Copy each line of the records that contains the word "with".
-- start Listed entries --
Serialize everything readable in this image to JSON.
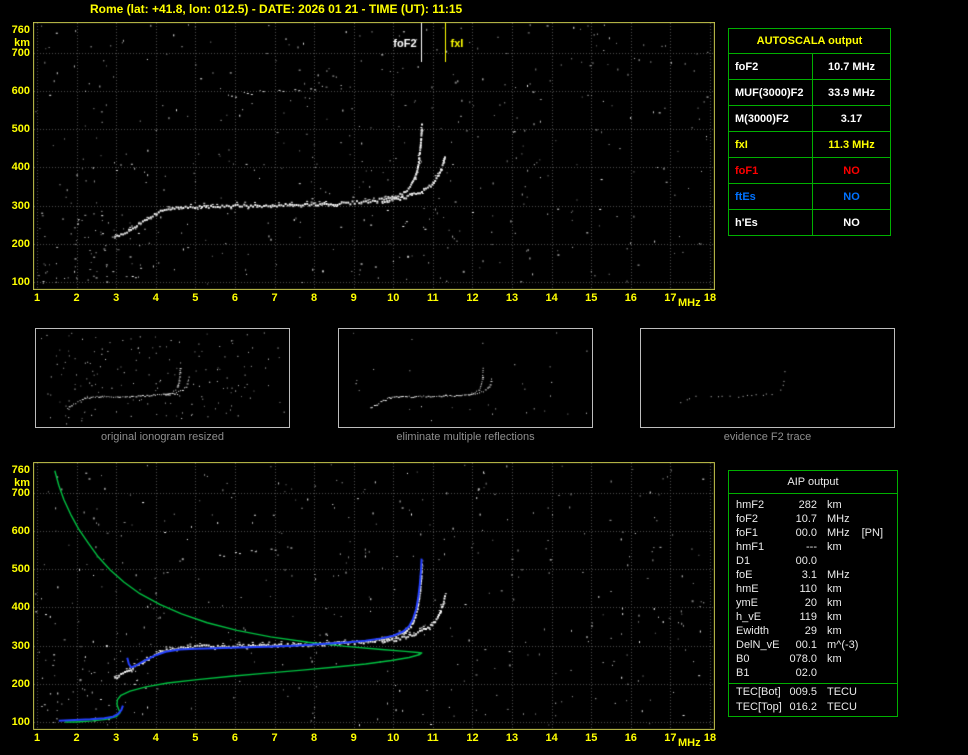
{
  "title": "Rome (lat: +41.8, lon: 012.5) - DATE: 2026 01 21 - TIME (UT): 11:15",
  "colors": {
    "background": "#000000",
    "frame": "#c9c94e",
    "grid": "#4c4c4c",
    "table_border": "#00b000",
    "title_text": "#ffff00",
    "body_text": "#ffffff",
    "caption_text": "#8f8f8f",
    "o_trace": "#ffffff",
    "restored_trace": "#2440ff",
    "profile": "#00c040",
    "foF1_color": "#ff0000",
    "ftEs_color": "#0072ff"
  },
  "autoscala_table": {
    "title": "AUTOSCALA output",
    "rows": [
      {
        "label": "foF2",
        "value": "10.7 MHz",
        "color": "#ffffff"
      },
      {
        "label": "MUF(3000)F2",
        "value": "33.9 MHz",
        "color": "#ffffff"
      },
      {
        "label": "M(3000)F2",
        "value": "3.17",
        "color": "#ffffff"
      },
      {
        "label": "fxI",
        "value": "11.3 MHz",
        "color": "#ffff00"
      },
      {
        "label": "foF1",
        "value": "NO",
        "color": "#ff0000"
      },
      {
        "label": "ftEs",
        "value": "NO",
        "color": "#0072ff"
      },
      {
        "label": "h'Es",
        "value": "NO",
        "color": "#ffffff"
      }
    ]
  },
  "thumbnails": [
    {
      "caption": "original ionogram resized"
    },
    {
      "caption": "eliminate multiple reflections"
    },
    {
      "caption": "evidence F2 trace"
    }
  ],
  "aip_table": {
    "title": "AIP output",
    "rows": [
      {
        "label": "hmF2",
        "value": "282",
        "unit": "km"
      },
      {
        "label": "foF2",
        "value": "10.7",
        "unit": "MHz"
      },
      {
        "label": "foF1",
        "value": "00.0",
        "unit": "MHz",
        "note": "[PN]"
      },
      {
        "label": "hmF1",
        "value": "---",
        "unit": "km"
      },
      {
        "label": "D1",
        "value": "00.0",
        "unit": ""
      },
      {
        "label": "foE",
        "value": "3.1",
        "unit": "MHz"
      },
      {
        "label": "hmE",
        "value": "110",
        "unit": "km"
      },
      {
        "label": "ymE",
        "value": "20",
        "unit": "km"
      },
      {
        "label": "h_vE",
        "value": "119",
        "unit": "km"
      },
      {
        "label": "Ewidth",
        "value": "29",
        "unit": "km"
      },
      {
        "label": "DelN_vE",
        "value": "00.1",
        "unit": "m^(-3)"
      },
      {
        "label": "B0",
        "value": "078.0",
        "unit": "km"
      },
      {
        "label": "B1",
        "value": "02.0",
        "unit": ""
      }
    ],
    "tec_rows": [
      {
        "label": "TEC[Bot]",
        "value": "009.5",
        "unit": "TECU"
      },
      {
        "label": "TEC[Top]",
        "value": "016.2",
        "unit": "TECU"
      }
    ]
  },
  "chart_data": [
    {
      "type": "scatter",
      "title": "scaled ionogram with AUTOSCALA markers",
      "xlabel": "MHz",
      "ylabel": "km",
      "xlim": [
        1,
        18
      ],
      "ylim": [
        100,
        760
      ],
      "grid": true,
      "xticks": [
        1,
        2,
        3,
        4,
        5,
        6,
        7,
        8,
        9,
        10,
        11,
        12,
        13,
        14,
        15,
        16,
        17,
        18
      ],
      "yticks": [
        100,
        200,
        300,
        400,
        500,
        600,
        700,
        760
      ],
      "annotations": [
        {
          "label": "foF2",
          "x": 10.7,
          "color": "#ffffff",
          "align": "right"
        },
        {
          "label": "fxI",
          "x": 11.3,
          "color": "#ffff00",
          "align": "left"
        }
      ],
      "series": [
        {
          "name": "O-mode trace",
          "style": "trace",
          "color": "#ffffff",
          "points": [
            [
              2.95,
              218
            ],
            [
              3.05,
              224
            ],
            [
              3.2,
              232
            ],
            [
              3.35,
              241
            ],
            [
              3.5,
              250
            ],
            [
              3.65,
              259
            ],
            [
              3.8,
              268
            ],
            [
              3.95,
              278
            ],
            [
              4.1,
              287
            ],
            [
              4.3,
              293
            ],
            [
              4.55,
              297
            ],
            [
              4.85,
              299
            ],
            [
              5.2,
              300
            ],
            [
              5.6,
              300
            ],
            [
              6.1,
              301
            ],
            [
              6.6,
              302
            ],
            [
              7.2,
              303
            ],
            [
              7.8,
              305
            ],
            [
              8.4,
              307
            ],
            [
              9.0,
              310
            ],
            [
              9.4,
              314
            ],
            [
              9.8,
              320
            ],
            [
              10.05,
              327
            ],
            [
              10.25,
              337
            ],
            [
              10.4,
              350
            ],
            [
              10.5,
              368
            ],
            [
              10.57,
              390
            ],
            [
              10.62,
              418
            ],
            [
              10.66,
              450
            ],
            [
              10.685,
              482
            ],
            [
              10.7,
              512
            ]
          ]
        },
        {
          "name": "X-mode trace",
          "style": "trace",
          "color": "#ffffff",
          "points": [
            [
              9.7,
              311
            ],
            [
              10.0,
              317
            ],
            [
              10.3,
              325
            ],
            [
              10.6,
              336
            ],
            [
              10.85,
              349
            ],
            [
              11.0,
              362
            ],
            [
              11.1,
              377
            ],
            [
              11.18,
              394
            ],
            [
              11.24,
              412
            ],
            [
              11.28,
              430
            ]
          ]
        },
        {
          "name": "second reflection",
          "style": "dots",
          "color": "#e0e0e0",
          "points": [
            [
              5.9,
              588
            ],
            [
              6.3,
              595
            ],
            [
              6.7,
              600
            ],
            [
              7.1,
              603
            ],
            [
              7.5,
              605
            ],
            [
              7.9,
              607
            ]
          ]
        }
      ]
    },
    {
      "type": "scatter",
      "title": "ionogram with restored trace and electron density profile",
      "xlabel": "MHz",
      "ylabel": "km",
      "xlim": [
        1,
        18
      ],
      "ylim": [
        100,
        760
      ],
      "grid": true,
      "xticks": [
        1,
        2,
        3,
        4,
        5,
        6,
        7,
        8,
        9,
        10,
        11,
        12,
        13,
        14,
        15,
        16,
        17,
        18
      ],
      "yticks": [
        100,
        200,
        300,
        400,
        500,
        600,
        700,
        760
      ],
      "series": [
        {
          "name": "O-mode trace",
          "style": "trace",
          "color": "#ffffff",
          "points": [
            [
              2.95,
              218
            ],
            [
              3.05,
              224
            ],
            [
              3.2,
              232
            ],
            [
              3.35,
              241
            ],
            [
              3.5,
              250
            ],
            [
              3.65,
              259
            ],
            [
              3.8,
              268
            ],
            [
              3.95,
              278
            ],
            [
              4.1,
              287
            ],
            [
              4.3,
              293
            ],
            [
              4.55,
              297
            ],
            [
              4.85,
              299
            ],
            [
              5.2,
              300
            ],
            [
              5.6,
              300
            ],
            [
              6.1,
              301
            ],
            [
              6.6,
              302
            ],
            [
              7.2,
              303
            ],
            [
              7.8,
              305
            ],
            [
              8.4,
              307
            ],
            [
              9.0,
              310
            ],
            [
              9.4,
              314
            ],
            [
              9.8,
              320
            ],
            [
              10.05,
              327
            ],
            [
              10.25,
              337
            ],
            [
              10.4,
              350
            ],
            [
              10.5,
              368
            ],
            [
              10.57,
              390
            ],
            [
              10.62,
              418
            ],
            [
              10.66,
              450
            ],
            [
              10.685,
              482
            ],
            [
              10.7,
              512
            ]
          ]
        },
        {
          "name": "X-mode trace",
          "style": "trace",
          "color": "#ffffff",
          "points": [
            [
              9.7,
              311
            ],
            [
              10.0,
              317
            ],
            [
              10.3,
              325
            ],
            [
              10.6,
              336
            ],
            [
              10.85,
              349
            ],
            [
              11.0,
              362
            ],
            [
              11.1,
              377
            ],
            [
              11.18,
              394
            ],
            [
              11.24,
              412
            ],
            [
              11.28,
              430
            ]
          ]
        },
        {
          "name": "second reflection",
          "style": "dots",
          "color": "#e0e0e0",
          "points": [
            [
              5.6,
              538
            ],
            [
              6.0,
              545
            ],
            [
              6.4,
              550
            ],
            [
              6.9,
              554
            ],
            [
              7.4,
              557
            ]
          ]
        },
        {
          "name": "electron density profile",
          "style": "line",
          "color": "#00c040",
          "width": 1.4,
          "points": [
            [
              1.45,
              758
            ],
            [
              1.55,
              720
            ],
            [
              1.68,
              682
            ],
            [
              1.85,
              644
            ],
            [
              2.05,
              606
            ],
            [
              2.3,
              568
            ],
            [
              2.55,
              532
            ],
            [
              2.85,
              498
            ],
            [
              3.2,
              466
            ],
            [
              3.6,
              436
            ],
            [
              4.1,
              408
            ],
            [
              4.65,
              383
            ],
            [
              5.3,
              360
            ],
            [
              6.05,
              340
            ],
            [
              6.9,
              323
            ],
            [
              7.85,
              309
            ],
            [
              8.8,
              298
            ],
            [
              9.7,
              290
            ],
            [
              10.3,
              285
            ],
            [
              10.62,
              282
            ],
            [
              10.72,
              281
            ],
            [
              10.65,
              276
            ],
            [
              10.4,
              269
            ],
            [
              9.95,
              261
            ],
            [
              9.3,
              252
            ],
            [
              8.55,
              244
            ],
            [
              7.7,
              236
            ],
            [
              6.8,
              228
            ],
            [
              5.9,
              220
            ],
            [
              5.05,
              211
            ],
            [
              4.3,
              202
            ],
            [
              3.75,
              192
            ],
            [
              3.35,
              181
            ],
            [
              3.12,
              170
            ],
            [
              3.03,
              158
            ],
            [
              3.02,
              146
            ],
            [
              3.06,
              134
            ],
            [
              3.1,
              124
            ],
            [
              3.0,
              114
            ],
            [
              2.75,
              107
            ],
            [
              2.4,
              103
            ],
            [
              2.0,
              100
            ],
            [
              1.7,
              100
            ]
          ]
        },
        {
          "name": "restored F trace (AIP)",
          "style": "line",
          "color": "#2440ff",
          "width": 2,
          "points": [
            [
              3.28,
              268
            ],
            [
              3.32,
              252
            ],
            [
              3.38,
              243
            ],
            [
              3.5,
              248
            ],
            [
              3.65,
              257
            ],
            [
              3.82,
              266
            ],
            [
              4.0,
              275
            ],
            [
              4.25,
              284
            ],
            [
              4.6,
              290
            ],
            [
              5.0,
              292
            ],
            [
              5.5,
              293
            ],
            [
              6.1,
              295
            ],
            [
              6.8,
              297
            ],
            [
              7.5,
              300
            ],
            [
              8.2,
              304
            ],
            [
              8.8,
              308
            ],
            [
              9.3,
              313
            ],
            [
              9.7,
              319
            ],
            [
              10.0,
              326
            ],
            [
              10.25,
              337
            ],
            [
              10.4,
              351
            ],
            [
              10.5,
              370
            ],
            [
              10.58,
              396
            ],
            [
              10.63,
              426
            ],
            [
              10.67,
              460
            ],
            [
              10.7,
              498
            ],
            [
              10.715,
              528
            ]
          ]
        },
        {
          "name": "restored E trace (AIP)",
          "style": "line",
          "color": "#2440ff",
          "width": 2,
          "points": [
            [
              1.55,
              103
            ],
            [
              1.95,
              105
            ],
            [
              2.35,
              107
            ],
            [
              2.7,
              110
            ],
            [
              2.92,
              114
            ],
            [
              3.05,
              121
            ],
            [
              3.13,
              131
            ],
            [
              3.17,
              143
            ]
          ]
        }
      ]
    }
  ]
}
-- end Listed entries --
Answer to the task ▸
      "title": "scaled ionogram with AUTOSCALA markers",
      "title": "ionogram with restored trace and electron density profile",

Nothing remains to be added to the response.